* _Data section_:
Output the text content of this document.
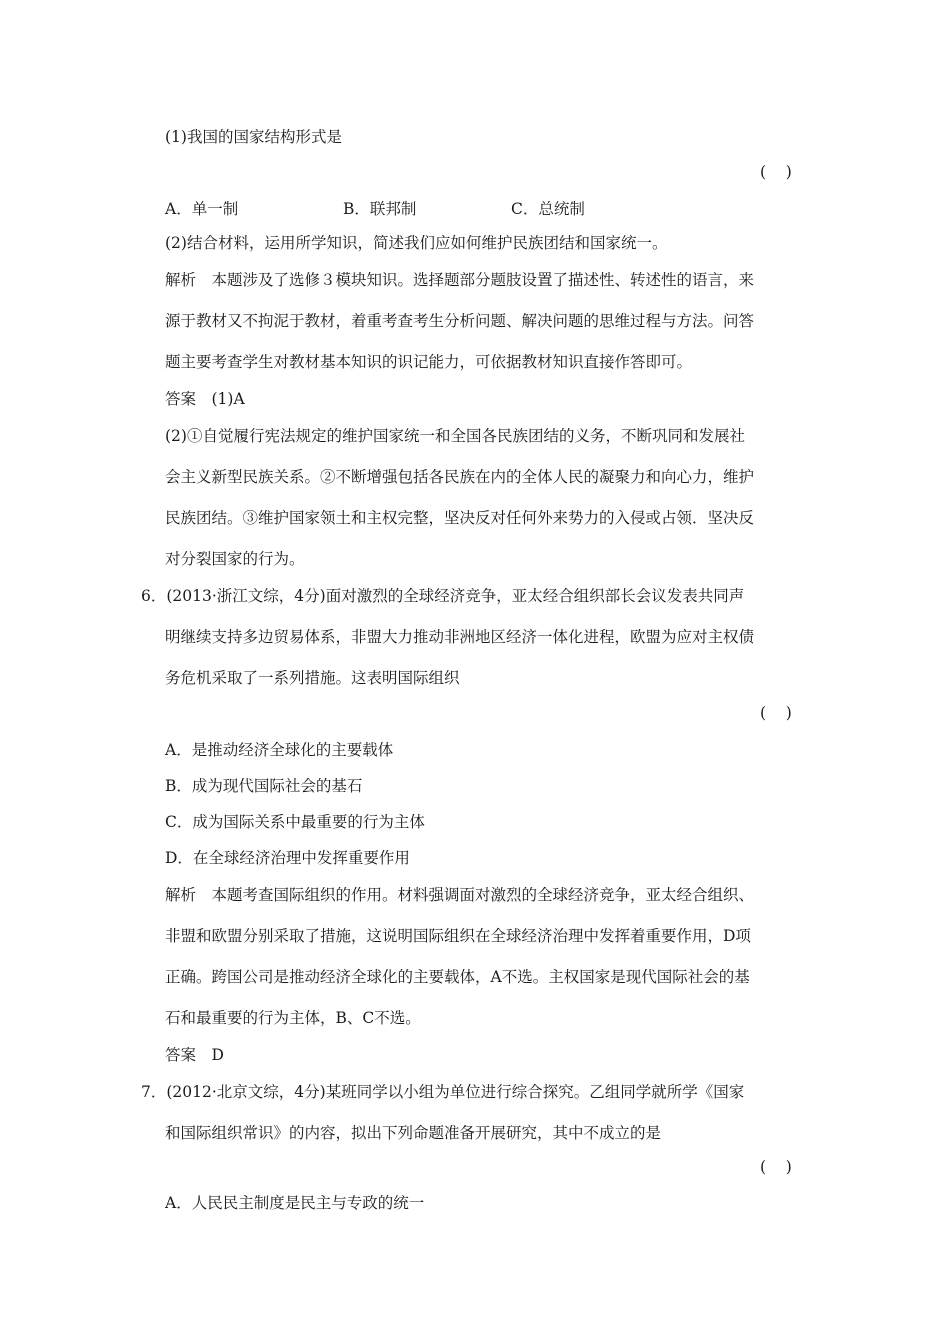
(1)我国的国家结构形式是
(    )
A．单一制	B．联邦制	C．总统制
(2)结合材料，运用所学知识，简述我们应如何维护民族团结和国家统一。
解析　本题涉及了选修３模块知识。选择题部分题肢设置了描述性、转述性的语言，来
源于教材又不拘泥于教材，着重考查考生分析问题、解决问题的思维过程与方法。问答
题主要考查学生对教材基本知识的识记能力，可依据教材知识直接作答即可。
答案　(1)A
(2)①自觉履行宪法规定的维护国家统一和全国各民族团结的义务，不断巩同和发展社
会主义新型民族关系。②不断增强包括各民族在内的全体人民的凝聚力和向心力，维护
民族团结。③维护国家领土和主权完整，坚决反对任何外来势力的入侵或占领．坚决反
对分裂国家的行为。
6．(2013·浙江文综，4分)面对激烈的全球经济竞争，亚太经合组织部长会议发表共同声
明继续支持多边贸易体系，非盟大力推动非洲地区经济一体化进程，欧盟为应对主权债
务危机采取了一系列措施。这表明国际组织
(    )
A．是推动经济全球化的主要载体
B．成为现代国际社会的基石
C．成为国际关系中最重要的行为主体
D．在全球经济治理中发挥重要作用
解析　本题考查国际组织的作用。材料强调面对激烈的全球经济竞争，亚太经合组织、
非盟和欧盟分别采取了措施，这说明国际组织在全球经济治理中发挥着重要作用，D项
正确。跨国公司是推动经济全球化的主要载体，A不选。主权国家是现代国际社会的基
石和最重要的行为主体，B、C不选。
答案　D
7．(2012·北京文综，4分)某班同学以小组为单位进行综合探究。乙组同学就所学《国家
和国际组织常识》的内容，拟出下列命题准备开展研究，其中不成立的是
(    )
A．人民民主制度是民主与专政的统一
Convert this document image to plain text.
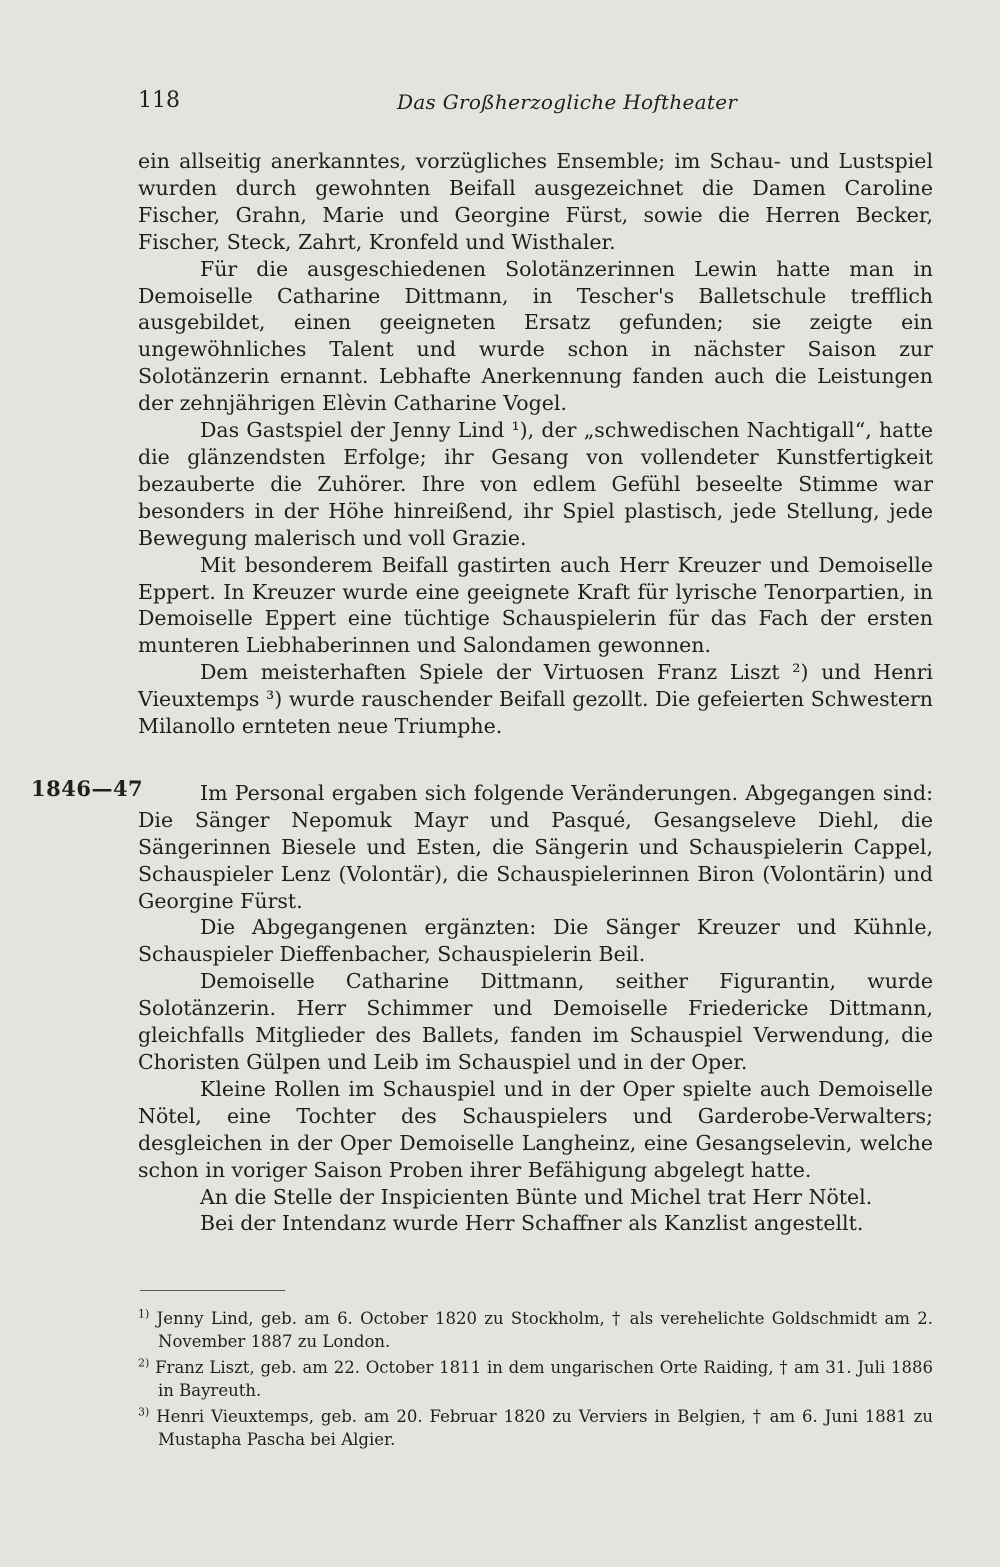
118	Das Großherzogliche Hoftheater
1846—47

ein allseitig anerkanntes, vorzügliches Ensemble; im Schau- und Lustspiel wurden durch gewohnten Beifall ausgezeichnet die Damen Caroline Fischer, Grahn, Marie und Georgine Fürst, sowie die Herren Becker, Fischer, Steck, Zahrt, Kronfeld und Wisthaler.

Für die ausgeschiedenen Solotänzerinnen Lewin hatte man in Demoiselle Catharine Dittmann, in Tescher's Balletschule trefflich ausgebildet, einen geeigneten Ersatz gefunden; sie zeigte ein ungewöhnliches Talent und wurde schon in nächster Saison zur Solotänzerin ernannt. Lebhafte Anerkennung fanden auch die Leistungen der zehnjährigen Elèvin Catharine Vogel.

Das Gastspiel der Jenny Lind ¹), der „schwedischen Nachtigall“, hatte die glänzendsten Erfolge; ihr Gesang von vollendeter Kunstfertigkeit bezauberte die Zuhörer. Ihre von edlem Gefühl beseelte Stimme war besonders in der Höhe hinreißend, ihr Spiel plastisch, jede Stellung, jede Bewegung malerisch und voll Grazie.

Mit besonderem Beifall gastirten auch Herr Kreuzer und Demoiselle Eppert. In Kreuzer wurde eine geeignete Kraft für lyrische Tenorpartien, in Demoiselle Eppert eine tüchtige Schauspielerin für das Fach der ersten munteren Liebhaberinnen und Salondamen gewonnen.

Dem meisterhaften Spiele der Virtuosen Franz Liszt ²) und Henri Vieuxtemps ³) wurde rauschender Beifall gezollt. Die gefeierten Schwestern Milanollo ernteten neue Triumphe.

Im Personal ergaben sich folgende Veränderungen. Abgegangen sind: Die Sänger Nepomuk Mayr und Pasqué, Gesangseleve Diehl, die Sängerinnen Biesele und Esten, die Sängerin und Schauspielerin Cappel, Schauspieler Lenz (Volontär), die Schauspielerinnen Biron (Volontärin) und Georgine Fürst.

Die Abgegangenen ergänzten: Die Sänger Kreuzer und Kühnle, Schauspieler Dieffenbacher, Schauspielerin Beil.

Demoiselle Catharine Dittmann, seither Figurantin, wurde Solotänzerin. Herr Schimmer und Demoiselle Friedericke Dittmann, gleichfalls Mitglieder des Ballets, fanden im Schauspiel Verwendung, die Choristen Gülpen und Leib im Schauspiel und in der Oper.

Kleine Rollen im Schauspiel und in der Oper spielte auch Demoiselle Nötel, eine Tochter des Schauspielers und Garderobe-Verwalters; desgleichen in der Oper Demoiselle Langheinz, eine Gesangselevin, welche schon in voriger Saison Proben ihrer Befähigung abgelegt hatte.

An die Stelle der Inspicienten Bünte und Michel trat Herr Nötel.

Bei der Intendanz wurde Herr Schaffner als Kanzlist angestellt.

$^{1)}$ Jenny Lind, geb. am 6. October 1820 zu Stockholm, † als verehelichte Goldschmidt am 2. November 1887 zu London.

$^{2)}$ Franz Liszt, geb. am 22. October 1811 in dem ungarischen Orte Raiding, † am 31. Juli 1886 in Bayreuth.

$^{3)}$ Henri Vieuxtemps, geb. am 20. Februar 1820 zu Verviers in Belgien, † am 6. Juni 1881 zu Mustapha Pascha bei Algier.
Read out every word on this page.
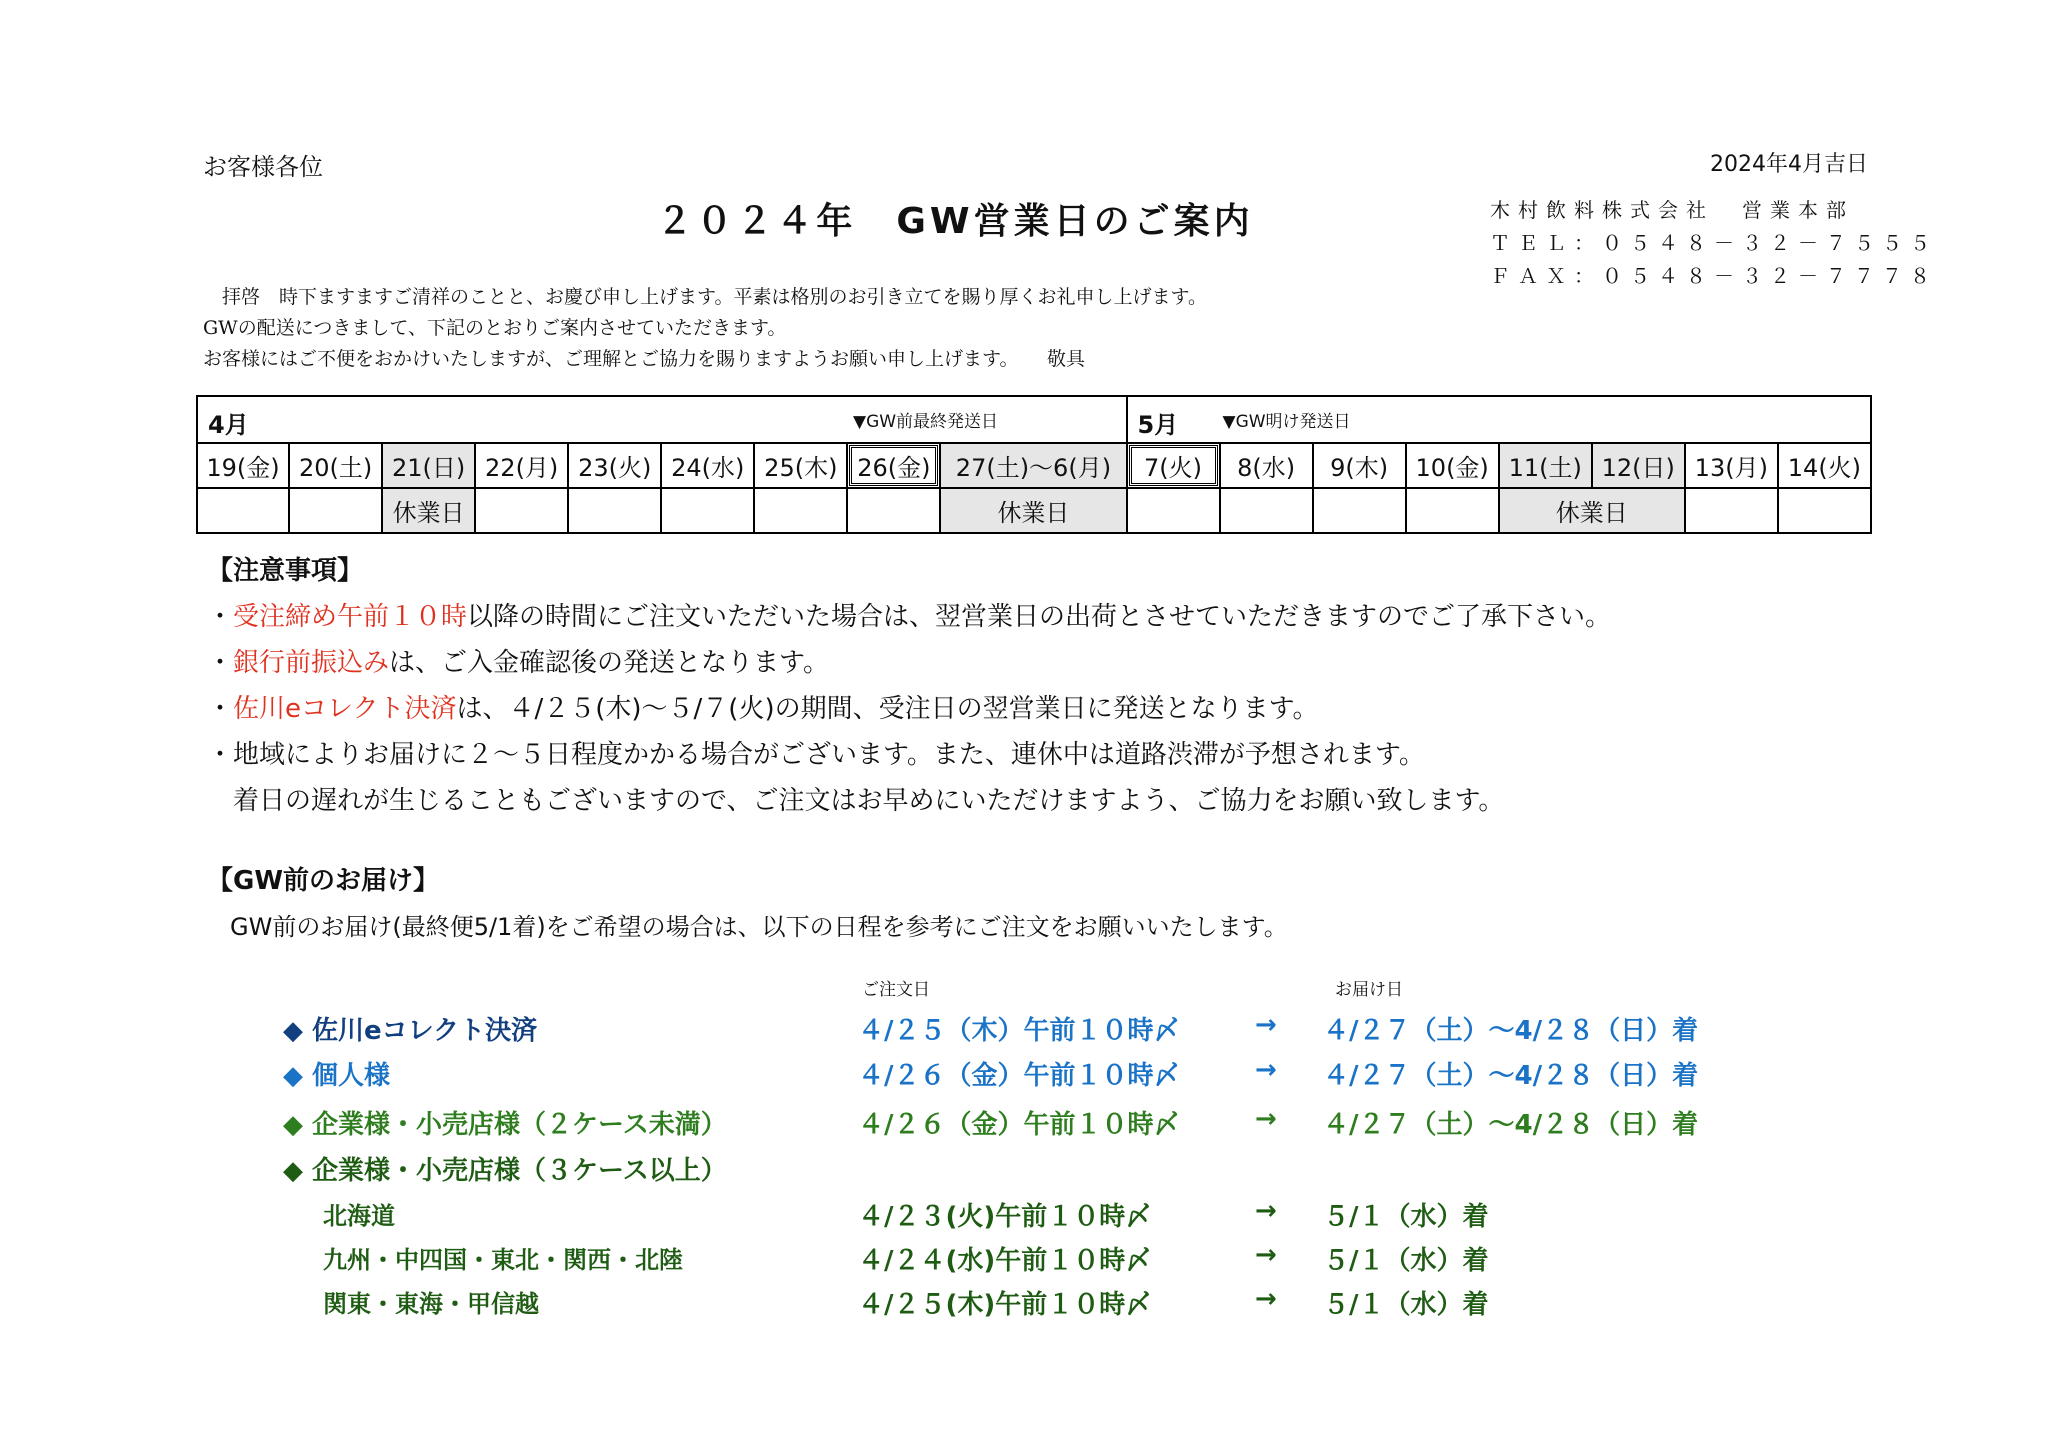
お客様各位	2024年4月吉日
２０２４年　GW営業日のご案内	木村飲料株式会社　営業本部
ＴＥＬ：０５４８－３２－７５５５
ＦＡＸ：０５４８－３２－７７７８
　拝啓　時下ますますご清祥のことと、お慶び申し上げます。平素は格別のお引き立てを賜り厚くお礼申し上げます。
GWの配送につきまして、下記のとおりご案内させていただきます。
お客様にはご不便をおかけいたしますが、ご理解とご協力を賜りますようお願い申し上げます。　　敬具
4月 ▼GW前最終発送日									5月 ▼GW明け発送日							

19(金)	20(土)	21(日)	22(月)	23(火)	24(水)	25(木)	26(金)	27(土)～6(月)	7(火)	8(水)	9(木)	10(金)	11(土)	12(日)	13(月)	14(火)
		休業日						休業日					休業日			
【注意事項】
・受注締め午前１０時以降の時間にご注文いただいた場合は、翌営業日の出荷とさせていただきますのでご了承下さい。
・銀行前振込みは、ご入金確認後の発送となります。
・佐川eコレクト決済は、４/２５(木)～５/７(火)の期間、受注日の翌営業日に発送となります。
・地域によりお届けに２～５日程度かかる場合がございます。また、連休中は道路渋滞が予想されます。
　着日の遅れが生じることもございますので、ご注文はお早めにいただけますよう、ご協力をお願い致します。
【GW前のお届け】
GW前のお届け(最終便5/1着)をご希望の場合は、以下の日程を参考にご注文をお願いいたします。
ご注文日	お届け日
◆ 佐川eコレクト決済	４/２５（木）午前１０時〆	→ ４/２７（土）～4/２８（日）着
◆ 個人様	４/２６（金）午前１０時〆	→ ４/２７（土）～4/２８（日）着
◆ 企業様・小売店様（２ケース未満）	４/２６（金）午前１０時〆	→ ４/２７（土）～4/２８（日）着
◆ 企業様・小売店様（３ケース以上）
北海道	４/２３(火)午前１０時〆	→ ５/１（水）着
九州・中四国・東北・関西・北陸	４/２４(水)午前１０時〆	→ ５/１（水）着
関東・東海・甲信越	４/２５(木)午前１０時〆	→ ５/１（水）着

* _What to produce_:
Identify the lines of the entries containing the string "Liszt". Copy each such line.

* _The result_:
Dem meisterhaften Spiele der Virtuosen Franz Liszt ²) und Henri Vieuxtemps ³) wurde rauschender Beifall gezollt. Die gefeierten Schwestern Milanollo ernteten neue Triumphe.
$^{2)}$ Franz Liszt, geb. am 22. October 1811 in dem ungarischen Orte Raiding, † am 31. Juli 1886 in Bayreuth.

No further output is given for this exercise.